'''

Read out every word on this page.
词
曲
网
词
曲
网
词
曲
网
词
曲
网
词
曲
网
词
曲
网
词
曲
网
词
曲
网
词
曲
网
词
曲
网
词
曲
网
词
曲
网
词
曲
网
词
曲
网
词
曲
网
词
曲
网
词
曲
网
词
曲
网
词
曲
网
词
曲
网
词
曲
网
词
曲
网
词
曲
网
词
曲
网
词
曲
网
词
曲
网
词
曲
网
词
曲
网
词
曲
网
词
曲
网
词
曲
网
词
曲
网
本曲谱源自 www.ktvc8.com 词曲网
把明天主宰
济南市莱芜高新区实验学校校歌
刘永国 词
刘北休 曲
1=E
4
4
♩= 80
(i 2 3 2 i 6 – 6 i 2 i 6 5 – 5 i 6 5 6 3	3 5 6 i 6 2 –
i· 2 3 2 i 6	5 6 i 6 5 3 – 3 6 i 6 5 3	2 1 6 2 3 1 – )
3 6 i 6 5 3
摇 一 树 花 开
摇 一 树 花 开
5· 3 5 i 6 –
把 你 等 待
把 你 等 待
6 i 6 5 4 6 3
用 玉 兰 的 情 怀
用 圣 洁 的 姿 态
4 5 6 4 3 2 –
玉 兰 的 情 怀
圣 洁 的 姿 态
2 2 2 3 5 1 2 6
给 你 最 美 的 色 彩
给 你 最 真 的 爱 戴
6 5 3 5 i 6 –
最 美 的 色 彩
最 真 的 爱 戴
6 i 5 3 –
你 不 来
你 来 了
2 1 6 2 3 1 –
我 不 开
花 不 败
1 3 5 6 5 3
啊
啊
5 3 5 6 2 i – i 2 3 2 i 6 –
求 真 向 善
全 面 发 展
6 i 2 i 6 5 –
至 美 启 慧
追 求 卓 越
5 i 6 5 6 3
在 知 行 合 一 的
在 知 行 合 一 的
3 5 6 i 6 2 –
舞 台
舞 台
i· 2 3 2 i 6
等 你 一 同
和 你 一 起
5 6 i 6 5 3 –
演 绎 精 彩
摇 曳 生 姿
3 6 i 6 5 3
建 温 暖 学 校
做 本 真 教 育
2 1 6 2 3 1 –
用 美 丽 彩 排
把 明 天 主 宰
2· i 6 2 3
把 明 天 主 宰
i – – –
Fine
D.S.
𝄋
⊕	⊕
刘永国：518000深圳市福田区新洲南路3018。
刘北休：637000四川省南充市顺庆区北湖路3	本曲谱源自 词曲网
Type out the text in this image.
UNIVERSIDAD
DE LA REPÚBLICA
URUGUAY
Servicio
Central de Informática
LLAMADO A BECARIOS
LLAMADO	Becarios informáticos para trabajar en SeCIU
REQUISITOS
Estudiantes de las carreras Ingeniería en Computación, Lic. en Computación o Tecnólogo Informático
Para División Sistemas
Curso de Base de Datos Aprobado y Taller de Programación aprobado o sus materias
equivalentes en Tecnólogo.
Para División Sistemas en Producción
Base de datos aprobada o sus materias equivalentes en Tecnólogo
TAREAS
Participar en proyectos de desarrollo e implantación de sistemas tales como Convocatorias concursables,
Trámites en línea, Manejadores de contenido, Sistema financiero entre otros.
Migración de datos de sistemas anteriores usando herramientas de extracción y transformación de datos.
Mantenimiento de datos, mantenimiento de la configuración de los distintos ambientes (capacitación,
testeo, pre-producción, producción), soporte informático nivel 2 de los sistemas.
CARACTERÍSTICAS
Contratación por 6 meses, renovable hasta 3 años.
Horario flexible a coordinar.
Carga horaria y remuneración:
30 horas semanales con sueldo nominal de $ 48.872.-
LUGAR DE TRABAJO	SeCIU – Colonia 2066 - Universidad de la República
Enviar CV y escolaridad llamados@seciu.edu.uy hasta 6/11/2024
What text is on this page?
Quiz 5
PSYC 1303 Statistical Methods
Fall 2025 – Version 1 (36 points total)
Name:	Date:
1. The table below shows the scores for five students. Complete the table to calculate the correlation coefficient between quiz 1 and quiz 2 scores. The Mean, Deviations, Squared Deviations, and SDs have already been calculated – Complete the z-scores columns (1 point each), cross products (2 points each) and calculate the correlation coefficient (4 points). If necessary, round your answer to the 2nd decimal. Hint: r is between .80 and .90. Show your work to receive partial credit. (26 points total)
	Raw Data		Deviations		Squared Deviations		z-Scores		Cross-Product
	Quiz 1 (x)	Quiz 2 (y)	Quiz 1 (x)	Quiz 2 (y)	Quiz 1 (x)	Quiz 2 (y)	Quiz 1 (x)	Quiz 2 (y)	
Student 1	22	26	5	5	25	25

'''

- **Task requirements**
Pull out all lines of the data with the string "Base".

- **Task solution**
Curso de Base de Datos Aprobado y Taller de Programación aprobado o sus materias
Base de datos aprobada o sus materias equivalentes en Tecnólogo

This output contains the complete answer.